§ **Figure dataset records**
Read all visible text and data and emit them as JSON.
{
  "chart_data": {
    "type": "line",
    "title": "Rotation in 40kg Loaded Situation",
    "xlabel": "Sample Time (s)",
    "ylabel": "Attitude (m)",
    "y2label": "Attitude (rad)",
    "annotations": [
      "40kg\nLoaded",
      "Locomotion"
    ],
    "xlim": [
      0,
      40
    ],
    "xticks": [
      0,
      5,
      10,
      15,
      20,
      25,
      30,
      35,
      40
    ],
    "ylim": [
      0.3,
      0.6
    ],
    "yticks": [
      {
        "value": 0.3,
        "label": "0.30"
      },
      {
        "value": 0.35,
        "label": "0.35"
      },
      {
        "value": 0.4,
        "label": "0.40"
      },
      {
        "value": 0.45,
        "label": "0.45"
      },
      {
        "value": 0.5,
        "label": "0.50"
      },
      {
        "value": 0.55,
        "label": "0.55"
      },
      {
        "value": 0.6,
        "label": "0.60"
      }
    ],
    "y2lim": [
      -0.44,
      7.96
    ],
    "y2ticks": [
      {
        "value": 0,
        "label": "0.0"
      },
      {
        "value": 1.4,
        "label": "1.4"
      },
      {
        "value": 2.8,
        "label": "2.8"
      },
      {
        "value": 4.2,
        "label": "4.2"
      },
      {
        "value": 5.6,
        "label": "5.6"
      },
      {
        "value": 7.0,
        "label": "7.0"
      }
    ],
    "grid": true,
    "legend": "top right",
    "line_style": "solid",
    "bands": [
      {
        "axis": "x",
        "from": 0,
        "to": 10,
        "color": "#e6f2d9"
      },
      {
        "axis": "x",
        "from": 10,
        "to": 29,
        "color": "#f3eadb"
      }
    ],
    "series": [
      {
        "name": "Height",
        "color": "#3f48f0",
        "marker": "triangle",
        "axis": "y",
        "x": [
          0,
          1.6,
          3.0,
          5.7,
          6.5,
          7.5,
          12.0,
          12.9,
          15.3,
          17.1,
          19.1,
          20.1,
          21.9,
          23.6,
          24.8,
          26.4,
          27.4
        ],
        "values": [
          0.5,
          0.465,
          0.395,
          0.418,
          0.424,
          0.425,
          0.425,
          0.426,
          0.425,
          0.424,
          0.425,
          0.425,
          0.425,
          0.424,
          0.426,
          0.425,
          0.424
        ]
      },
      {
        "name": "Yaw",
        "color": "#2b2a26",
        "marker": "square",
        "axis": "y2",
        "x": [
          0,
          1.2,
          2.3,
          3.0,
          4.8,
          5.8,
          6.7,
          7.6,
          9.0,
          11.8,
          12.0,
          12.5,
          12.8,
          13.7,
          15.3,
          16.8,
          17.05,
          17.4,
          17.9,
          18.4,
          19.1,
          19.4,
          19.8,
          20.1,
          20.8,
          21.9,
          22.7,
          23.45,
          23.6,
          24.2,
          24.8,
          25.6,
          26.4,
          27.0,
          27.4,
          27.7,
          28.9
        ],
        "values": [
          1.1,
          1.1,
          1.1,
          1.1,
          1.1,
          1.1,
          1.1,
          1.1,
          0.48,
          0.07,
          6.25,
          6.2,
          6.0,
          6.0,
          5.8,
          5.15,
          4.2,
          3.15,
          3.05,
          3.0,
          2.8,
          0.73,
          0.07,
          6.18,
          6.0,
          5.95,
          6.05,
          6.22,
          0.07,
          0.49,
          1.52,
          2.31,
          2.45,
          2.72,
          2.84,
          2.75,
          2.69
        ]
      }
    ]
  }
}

§ **Stated task**
Extract the complete data, matching each line exactly.

§ **Exercise response**
Read all visible text and data and emit them as JSON.
{
  "chart_data": {
    "type": "line",
    "title": "Rotation in 40kg Loaded Situation",
    "xlabel": "Sample Time (s)",
    "ylabel": "Attitude (m)",
    "y2label": "Attitude (rad)",
    "annotations": [
      "40kg\nLoaded",
      "Locomotion"
    ],
    "xlim": [
      0,
      40
    ],
    "xticks": [
      0,
      5,
      10,
      15,
      20,
      25,
      30,
      35,
      40
    ],
    "ylim": [
      0.3,
      0.6
    ],
    "yticks": [
      {
        "value": 0.3,
        "label": "0.30"
      },
      {
        "value": 0.35,
        "label": "0.35"
      },
      {
        "value": 0.4,
        "label": "0.40"
      },
      {
        "value": 0.45,
        "label": "0.45"
      },
      {
        "value": 0.5,
        "label": "0.50"
      },
      {
        "value": 0.55,
        "label": "0.55"
      },
      {
        "value": 0.6,
        "label": "0.60"
      }
    ],
    "y2lim": [
      -0.44,
      7.96
    ],
    "y2ticks": [
      {
        "value": 0,
        "label": "0.0"
      },
      {
        "value": 1.4,
        "label": "1.4"
      },
      {
        "value": 2.8,
        "label": "2.8"
      },
      {
        "value": 4.2,
        "label": "4.2"
      },
      {
        "value": 5.6,
        "label": "5.6"
      },
      {
        "value": 7.0,
        "label": "7.0"
      }
    ],
    "grid": true,
    "legend": "top right",
    "line_style": "solid",
    "bands": [
      {
        "axis": "x",
        "from": 0,
        "to": 10,
        "color": "#e6f2d9"
      },
      {
        "axis": "x",
        "from": 10,
        "to": 29,
        "color": "#f3eadb"
      }
    ],
    "series": [
      {
        "name": "Height",
        "color": "#3f48f0",
        "marker": "triangle",
        "axis": "y",
        "x": [
          0,
          1.6,
          3.0,
          5.7,
          6.5,
          7.5,
          12.0,
          12.9,
          15.3,
          17.1,
          19.1,
          20.1,
          21.9,
          23.6,
          24.8,
          26.4,
          27.4
        ],
        "values": [
          0.5,
          0.465,
          0.395,
          0.418,
          0.424,
          0.425,
          0.425,
          0.426,
          0.425,
          0.424,
          0.425,
          0.425,
          0.425,
          0.424,
          0.426,
          0.425,
          0.424
        ]
      },
      {
        "name": "Yaw",
        "color": "#2b2a26",
        "marker": "square",
        "axis": "y2",
        "x": [
          0,
          1.2,
          2.3,
          3.0,
          4.8,
          5.8,
          6.7,
          7.6,
          9.0,
          11.8,
          12.0,
          12.5,
          12.8,
          13.7,
          15.3,
          16.8,
          17.05,
          17.4,
          17.9,
          18.4,
          19.1,
          19.4,
          19.8,
          20.1,
          20.8,
          21.9,
          22.7,
          23.45,
          23.6,
          24.2,
          24.8,
          25.6,
          26.4,
          27.0,
          27.4,
          27.7,
          28.9
        ],
        "values": [
          1.1,
          1.1,
          1.1,
          1.1,
          1.1,
          1.1,
          1.1,
          1.1,
          0.48,
          0.07,
          6.25,
          6.2,
          6.0,
          6.0,
          5.8,
          5.15,
          4.2,
          3.15,
          3.05,
          3.0,
          2.8,
          0.73,
          0.07,
          6.18,
          6.0,
          5.95,
          6.05,
          6.22,
          0.07,
          0.49,
          1.52,
          2.31,
          2.45,
          2.72,
          2.84,
          2.75,
          2.69
        ]
      }
    ]
  }
}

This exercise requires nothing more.